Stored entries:
##############################

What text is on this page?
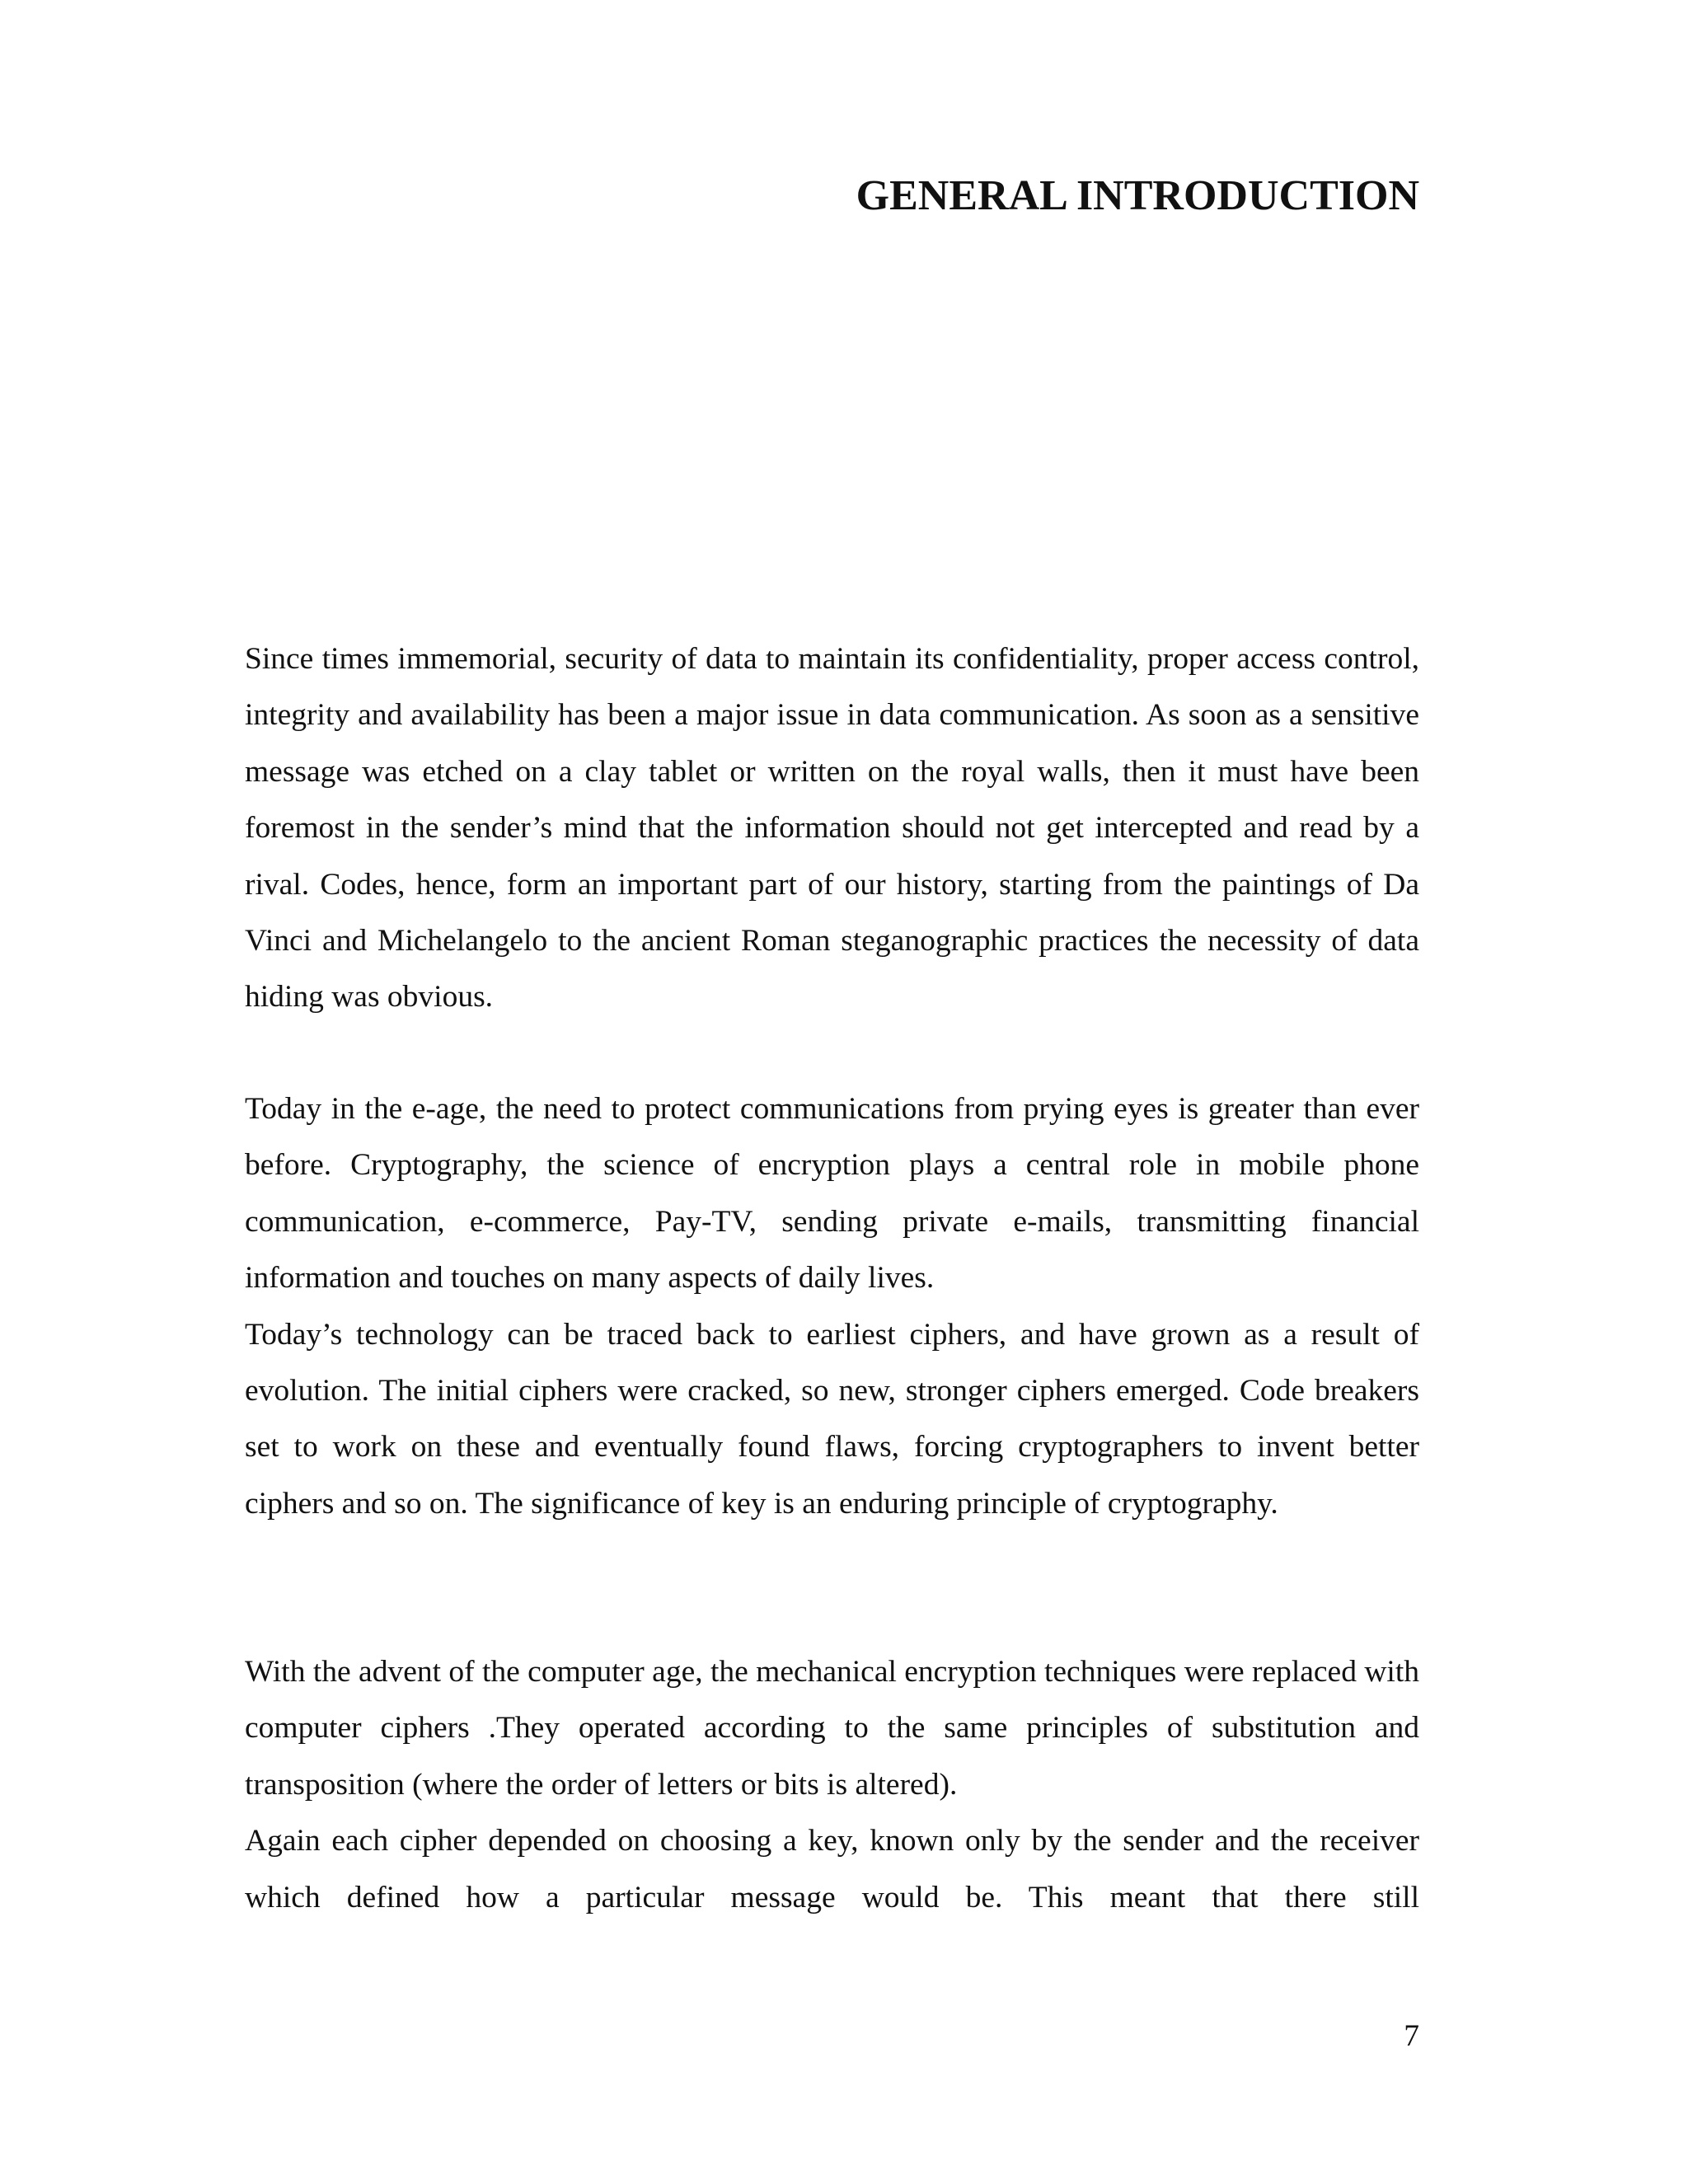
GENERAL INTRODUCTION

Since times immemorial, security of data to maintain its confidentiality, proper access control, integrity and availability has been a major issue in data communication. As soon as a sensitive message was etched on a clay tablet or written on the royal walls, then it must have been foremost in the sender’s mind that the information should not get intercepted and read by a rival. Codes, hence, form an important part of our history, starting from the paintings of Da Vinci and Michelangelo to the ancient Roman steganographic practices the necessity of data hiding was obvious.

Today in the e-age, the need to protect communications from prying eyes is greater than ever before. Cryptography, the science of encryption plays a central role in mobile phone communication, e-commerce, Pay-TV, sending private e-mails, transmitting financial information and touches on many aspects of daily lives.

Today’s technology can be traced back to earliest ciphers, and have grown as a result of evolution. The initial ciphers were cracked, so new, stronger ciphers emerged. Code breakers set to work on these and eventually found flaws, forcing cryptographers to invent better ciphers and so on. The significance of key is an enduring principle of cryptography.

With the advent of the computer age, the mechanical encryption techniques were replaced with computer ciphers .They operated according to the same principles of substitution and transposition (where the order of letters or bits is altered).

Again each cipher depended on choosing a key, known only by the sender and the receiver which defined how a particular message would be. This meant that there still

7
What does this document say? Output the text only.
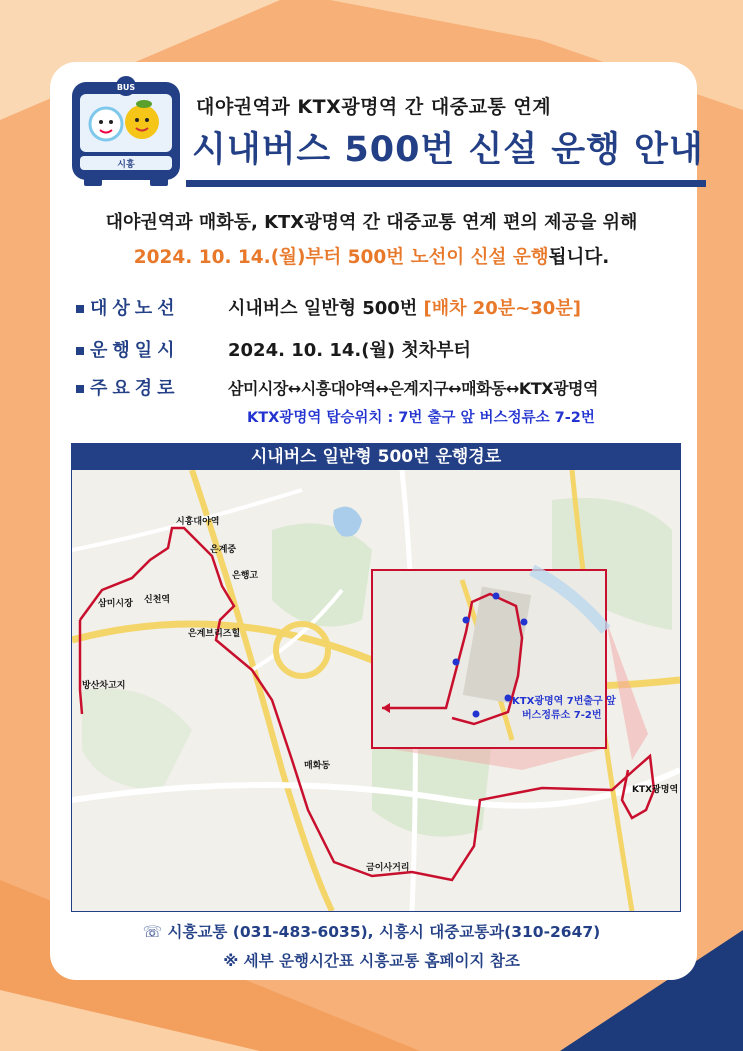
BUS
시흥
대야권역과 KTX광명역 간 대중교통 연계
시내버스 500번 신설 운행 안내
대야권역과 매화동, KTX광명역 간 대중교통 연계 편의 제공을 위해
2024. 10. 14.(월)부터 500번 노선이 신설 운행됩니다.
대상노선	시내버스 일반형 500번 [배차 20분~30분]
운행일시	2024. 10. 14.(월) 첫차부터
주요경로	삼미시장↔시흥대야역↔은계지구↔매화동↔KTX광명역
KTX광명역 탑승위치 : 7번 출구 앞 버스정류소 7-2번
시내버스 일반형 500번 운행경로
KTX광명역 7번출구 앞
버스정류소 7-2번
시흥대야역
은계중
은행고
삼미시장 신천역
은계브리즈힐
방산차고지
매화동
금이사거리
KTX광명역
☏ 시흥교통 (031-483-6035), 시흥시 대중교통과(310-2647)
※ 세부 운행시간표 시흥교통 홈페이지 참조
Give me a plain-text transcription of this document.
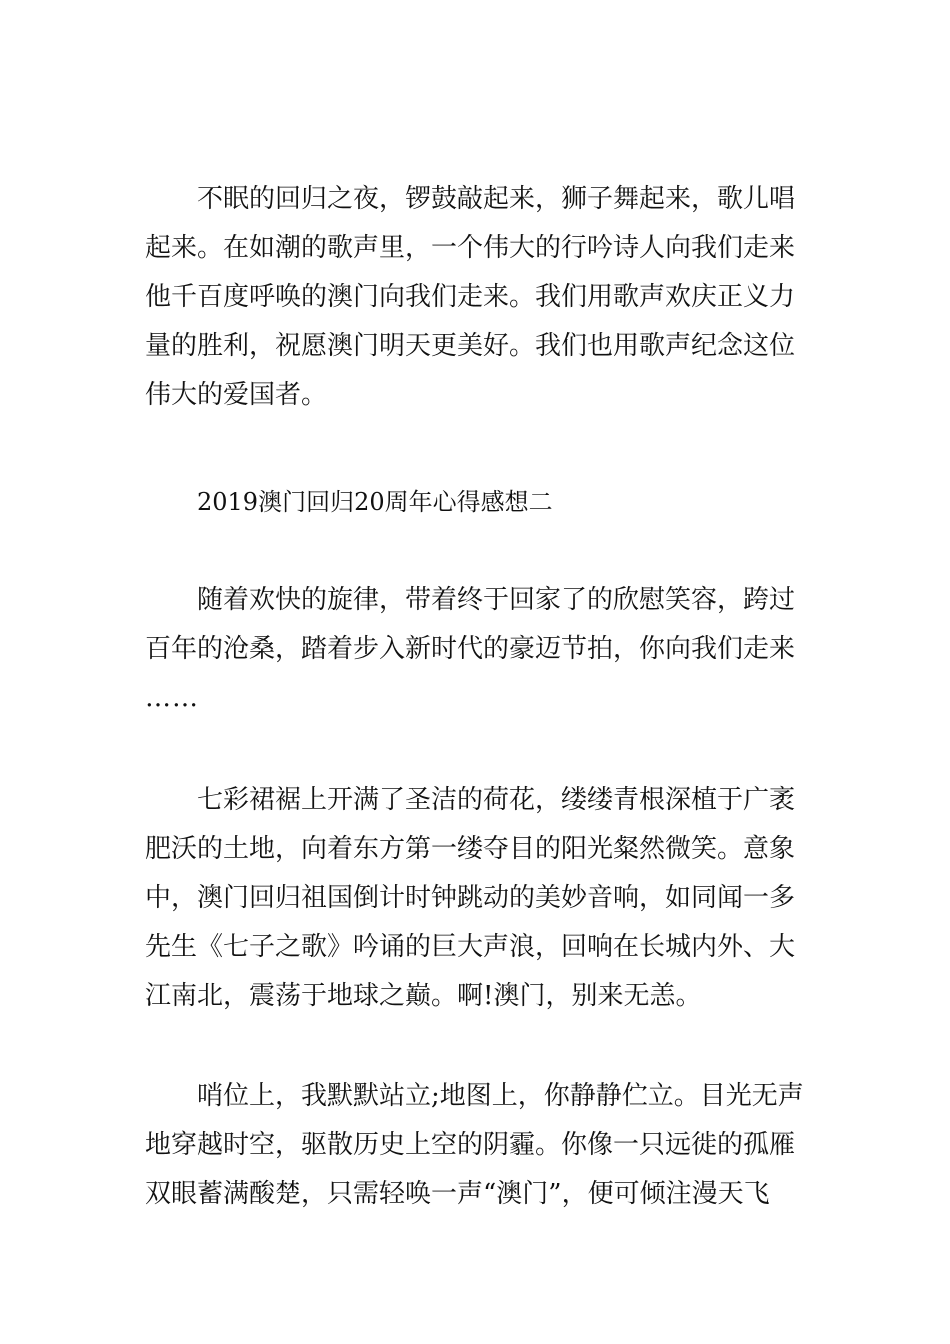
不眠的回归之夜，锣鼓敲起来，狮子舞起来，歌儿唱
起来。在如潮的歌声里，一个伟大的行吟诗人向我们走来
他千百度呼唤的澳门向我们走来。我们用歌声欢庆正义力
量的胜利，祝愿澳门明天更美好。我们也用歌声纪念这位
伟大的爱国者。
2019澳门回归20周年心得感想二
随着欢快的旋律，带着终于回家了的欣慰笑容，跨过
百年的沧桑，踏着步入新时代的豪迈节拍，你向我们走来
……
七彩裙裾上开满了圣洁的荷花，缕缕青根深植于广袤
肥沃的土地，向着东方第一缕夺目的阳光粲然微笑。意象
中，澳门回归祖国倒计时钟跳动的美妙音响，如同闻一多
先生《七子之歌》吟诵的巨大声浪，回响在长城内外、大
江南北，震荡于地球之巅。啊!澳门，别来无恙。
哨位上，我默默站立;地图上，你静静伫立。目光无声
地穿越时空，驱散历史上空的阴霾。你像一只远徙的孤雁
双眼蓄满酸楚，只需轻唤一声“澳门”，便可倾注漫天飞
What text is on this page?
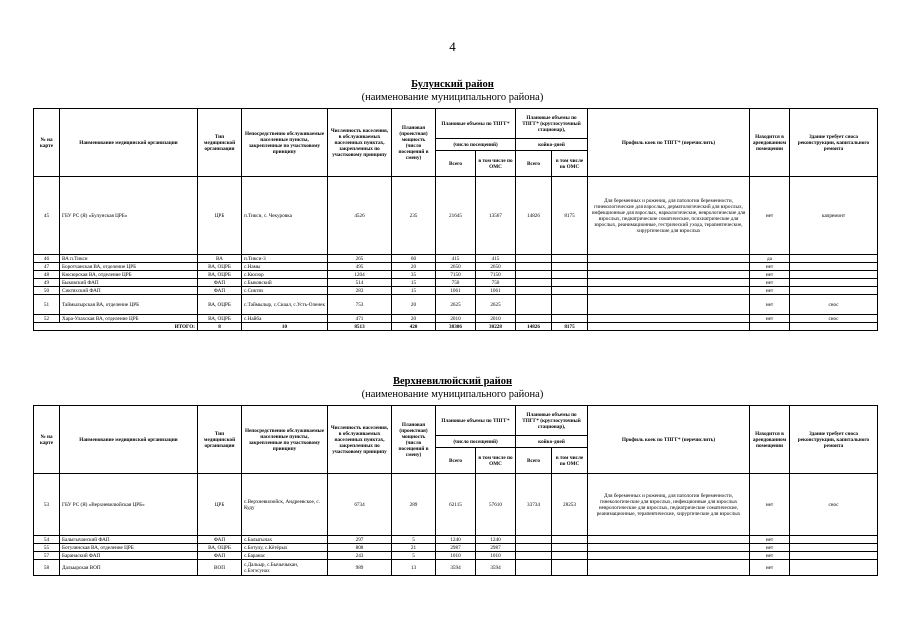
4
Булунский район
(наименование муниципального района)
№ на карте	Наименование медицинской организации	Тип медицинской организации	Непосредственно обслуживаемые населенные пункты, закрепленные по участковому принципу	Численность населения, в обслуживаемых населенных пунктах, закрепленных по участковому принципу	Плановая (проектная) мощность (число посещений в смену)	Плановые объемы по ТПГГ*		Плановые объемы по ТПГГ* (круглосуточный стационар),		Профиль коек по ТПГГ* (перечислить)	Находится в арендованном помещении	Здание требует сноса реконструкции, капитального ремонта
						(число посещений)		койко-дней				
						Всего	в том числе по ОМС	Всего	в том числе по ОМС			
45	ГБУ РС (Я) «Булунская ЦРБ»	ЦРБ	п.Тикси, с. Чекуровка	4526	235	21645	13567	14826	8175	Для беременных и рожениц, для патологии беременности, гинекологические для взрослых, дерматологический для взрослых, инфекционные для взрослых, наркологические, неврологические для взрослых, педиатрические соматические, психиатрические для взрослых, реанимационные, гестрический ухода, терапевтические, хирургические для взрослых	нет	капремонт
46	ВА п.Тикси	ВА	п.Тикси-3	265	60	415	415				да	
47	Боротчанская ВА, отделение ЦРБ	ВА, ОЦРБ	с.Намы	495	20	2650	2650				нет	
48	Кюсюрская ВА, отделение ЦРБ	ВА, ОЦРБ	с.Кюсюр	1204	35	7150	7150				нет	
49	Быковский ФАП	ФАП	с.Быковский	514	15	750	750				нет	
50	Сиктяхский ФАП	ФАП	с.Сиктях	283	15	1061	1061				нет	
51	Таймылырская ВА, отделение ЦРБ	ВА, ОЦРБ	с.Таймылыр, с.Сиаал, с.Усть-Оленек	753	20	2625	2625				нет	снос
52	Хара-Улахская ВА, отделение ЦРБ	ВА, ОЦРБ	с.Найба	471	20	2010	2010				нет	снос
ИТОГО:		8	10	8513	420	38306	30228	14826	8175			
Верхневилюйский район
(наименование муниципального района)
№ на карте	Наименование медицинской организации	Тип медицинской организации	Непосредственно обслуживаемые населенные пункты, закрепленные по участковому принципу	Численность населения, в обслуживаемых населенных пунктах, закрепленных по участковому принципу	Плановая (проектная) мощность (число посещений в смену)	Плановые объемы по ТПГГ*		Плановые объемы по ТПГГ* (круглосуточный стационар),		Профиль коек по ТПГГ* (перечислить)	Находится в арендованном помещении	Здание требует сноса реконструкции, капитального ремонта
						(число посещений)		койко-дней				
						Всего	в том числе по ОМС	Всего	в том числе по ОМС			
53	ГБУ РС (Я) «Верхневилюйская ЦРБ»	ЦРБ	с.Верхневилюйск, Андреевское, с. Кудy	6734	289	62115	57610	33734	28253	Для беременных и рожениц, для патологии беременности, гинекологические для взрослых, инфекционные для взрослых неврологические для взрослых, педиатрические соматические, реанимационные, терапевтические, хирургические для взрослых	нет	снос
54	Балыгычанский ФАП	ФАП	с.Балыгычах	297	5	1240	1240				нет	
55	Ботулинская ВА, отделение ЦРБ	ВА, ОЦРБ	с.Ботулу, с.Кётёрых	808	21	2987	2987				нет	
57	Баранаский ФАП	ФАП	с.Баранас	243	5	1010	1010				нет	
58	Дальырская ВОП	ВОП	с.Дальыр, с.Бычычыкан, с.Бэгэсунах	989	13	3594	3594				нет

##############################

> [WHAT THE TASK ASKS]
Which lines of the data above contain "시흥대야역"? Copy each one.

> [EXERCISE ANSWER]
주요경로	삼미시장↔시흥대야역↔은계지구↔매화동↔KTX광명역
시흥대야역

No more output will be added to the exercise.